### TASK INSTRUCTIONS
Write out all lines holding the word "Initial".

## BEGIN RECORD LIST

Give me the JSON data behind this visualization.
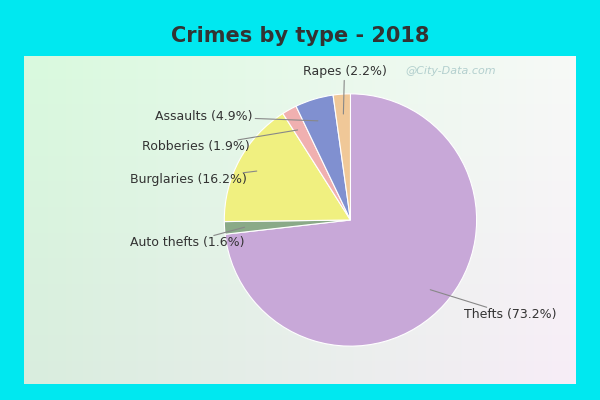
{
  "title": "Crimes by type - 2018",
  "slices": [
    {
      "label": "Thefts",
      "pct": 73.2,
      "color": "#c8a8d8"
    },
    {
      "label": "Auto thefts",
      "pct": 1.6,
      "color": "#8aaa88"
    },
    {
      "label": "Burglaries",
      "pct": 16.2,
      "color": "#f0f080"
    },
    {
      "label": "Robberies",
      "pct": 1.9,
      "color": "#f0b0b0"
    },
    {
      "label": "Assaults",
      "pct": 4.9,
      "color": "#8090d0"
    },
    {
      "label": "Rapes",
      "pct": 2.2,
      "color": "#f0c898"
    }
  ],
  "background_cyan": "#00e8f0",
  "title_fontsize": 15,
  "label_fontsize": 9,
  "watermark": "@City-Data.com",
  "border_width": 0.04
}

## END RECORD LIST
## BEGIN RECORD LIST

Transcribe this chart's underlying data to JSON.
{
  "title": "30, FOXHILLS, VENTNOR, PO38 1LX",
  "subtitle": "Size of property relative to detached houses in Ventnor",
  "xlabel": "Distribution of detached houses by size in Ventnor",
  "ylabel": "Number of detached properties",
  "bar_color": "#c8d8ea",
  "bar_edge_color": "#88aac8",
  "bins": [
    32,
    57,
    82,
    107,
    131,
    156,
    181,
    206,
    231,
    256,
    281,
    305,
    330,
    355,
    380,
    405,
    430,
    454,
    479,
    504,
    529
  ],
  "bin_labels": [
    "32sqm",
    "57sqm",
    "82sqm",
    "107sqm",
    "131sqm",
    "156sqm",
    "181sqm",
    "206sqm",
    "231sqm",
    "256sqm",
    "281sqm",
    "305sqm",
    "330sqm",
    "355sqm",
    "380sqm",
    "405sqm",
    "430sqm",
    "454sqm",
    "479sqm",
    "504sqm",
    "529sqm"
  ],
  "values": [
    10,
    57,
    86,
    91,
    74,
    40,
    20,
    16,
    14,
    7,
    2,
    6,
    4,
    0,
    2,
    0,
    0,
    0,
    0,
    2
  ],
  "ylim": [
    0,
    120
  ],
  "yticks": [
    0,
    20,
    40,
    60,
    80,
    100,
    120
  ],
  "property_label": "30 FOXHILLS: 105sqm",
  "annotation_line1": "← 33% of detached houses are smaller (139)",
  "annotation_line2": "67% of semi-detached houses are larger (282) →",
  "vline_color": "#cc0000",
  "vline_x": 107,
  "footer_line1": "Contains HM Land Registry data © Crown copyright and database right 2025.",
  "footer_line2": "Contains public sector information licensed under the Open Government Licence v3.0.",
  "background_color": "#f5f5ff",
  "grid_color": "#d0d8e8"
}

## END RECORD LIST
## BEGIN RECORD LIST

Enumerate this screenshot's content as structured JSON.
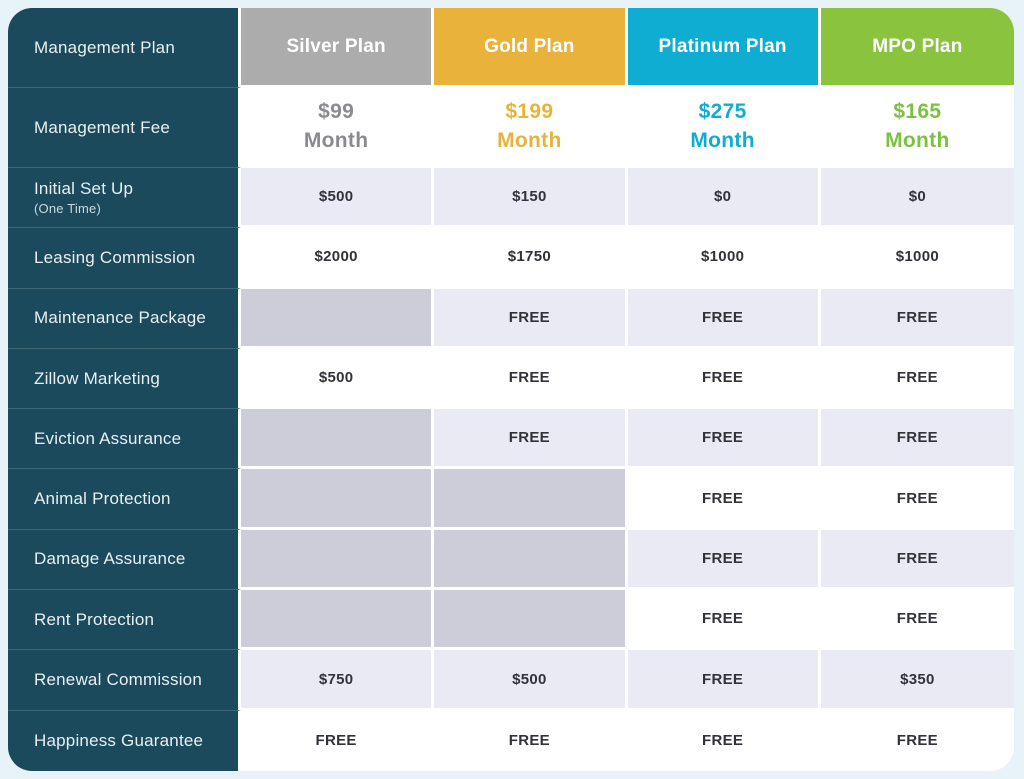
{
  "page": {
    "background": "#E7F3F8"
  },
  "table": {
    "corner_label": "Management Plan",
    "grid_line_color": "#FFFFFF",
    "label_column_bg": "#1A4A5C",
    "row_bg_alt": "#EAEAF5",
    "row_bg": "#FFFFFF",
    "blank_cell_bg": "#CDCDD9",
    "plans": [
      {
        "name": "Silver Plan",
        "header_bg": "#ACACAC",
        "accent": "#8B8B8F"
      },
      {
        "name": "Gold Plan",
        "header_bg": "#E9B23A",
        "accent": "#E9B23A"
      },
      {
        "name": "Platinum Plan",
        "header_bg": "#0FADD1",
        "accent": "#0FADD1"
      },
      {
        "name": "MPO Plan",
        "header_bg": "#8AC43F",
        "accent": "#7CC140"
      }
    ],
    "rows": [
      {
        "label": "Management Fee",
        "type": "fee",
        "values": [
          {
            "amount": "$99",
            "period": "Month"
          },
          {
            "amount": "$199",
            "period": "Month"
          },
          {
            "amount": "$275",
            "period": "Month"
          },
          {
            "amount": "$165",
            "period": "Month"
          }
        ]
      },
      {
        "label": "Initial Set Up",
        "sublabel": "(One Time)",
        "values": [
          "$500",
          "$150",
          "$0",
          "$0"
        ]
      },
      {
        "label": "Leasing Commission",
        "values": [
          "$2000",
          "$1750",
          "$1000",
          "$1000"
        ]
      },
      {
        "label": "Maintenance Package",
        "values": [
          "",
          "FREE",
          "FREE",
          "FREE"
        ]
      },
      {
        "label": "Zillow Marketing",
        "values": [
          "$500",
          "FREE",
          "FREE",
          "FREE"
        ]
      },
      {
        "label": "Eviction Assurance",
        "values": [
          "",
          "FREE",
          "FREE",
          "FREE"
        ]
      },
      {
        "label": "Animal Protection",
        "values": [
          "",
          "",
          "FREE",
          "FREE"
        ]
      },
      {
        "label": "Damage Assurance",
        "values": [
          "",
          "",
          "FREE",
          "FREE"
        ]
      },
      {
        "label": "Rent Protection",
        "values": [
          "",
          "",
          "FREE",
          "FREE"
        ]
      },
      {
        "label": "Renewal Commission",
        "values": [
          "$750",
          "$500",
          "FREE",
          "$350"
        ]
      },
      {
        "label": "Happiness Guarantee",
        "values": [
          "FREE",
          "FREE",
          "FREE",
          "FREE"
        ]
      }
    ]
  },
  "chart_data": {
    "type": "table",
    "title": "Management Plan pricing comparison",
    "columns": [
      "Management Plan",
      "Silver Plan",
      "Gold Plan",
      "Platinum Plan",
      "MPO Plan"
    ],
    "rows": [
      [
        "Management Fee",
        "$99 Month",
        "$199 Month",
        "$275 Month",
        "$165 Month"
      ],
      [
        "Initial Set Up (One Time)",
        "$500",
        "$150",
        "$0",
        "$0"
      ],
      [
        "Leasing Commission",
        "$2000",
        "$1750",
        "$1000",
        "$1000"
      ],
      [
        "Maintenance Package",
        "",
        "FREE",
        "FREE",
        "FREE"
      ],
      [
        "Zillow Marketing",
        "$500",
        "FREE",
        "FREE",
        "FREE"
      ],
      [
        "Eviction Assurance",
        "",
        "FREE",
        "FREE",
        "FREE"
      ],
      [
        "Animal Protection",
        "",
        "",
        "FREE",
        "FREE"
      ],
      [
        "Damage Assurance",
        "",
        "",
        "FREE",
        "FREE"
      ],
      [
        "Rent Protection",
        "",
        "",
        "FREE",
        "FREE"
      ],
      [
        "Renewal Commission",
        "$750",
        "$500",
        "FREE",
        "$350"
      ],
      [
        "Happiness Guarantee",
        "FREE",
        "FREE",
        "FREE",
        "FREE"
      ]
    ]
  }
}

## END RECORD LIST

### REPLY TO THE TASK
        "label": "Initial Set Up",
        "Initial Set Up (One Time)",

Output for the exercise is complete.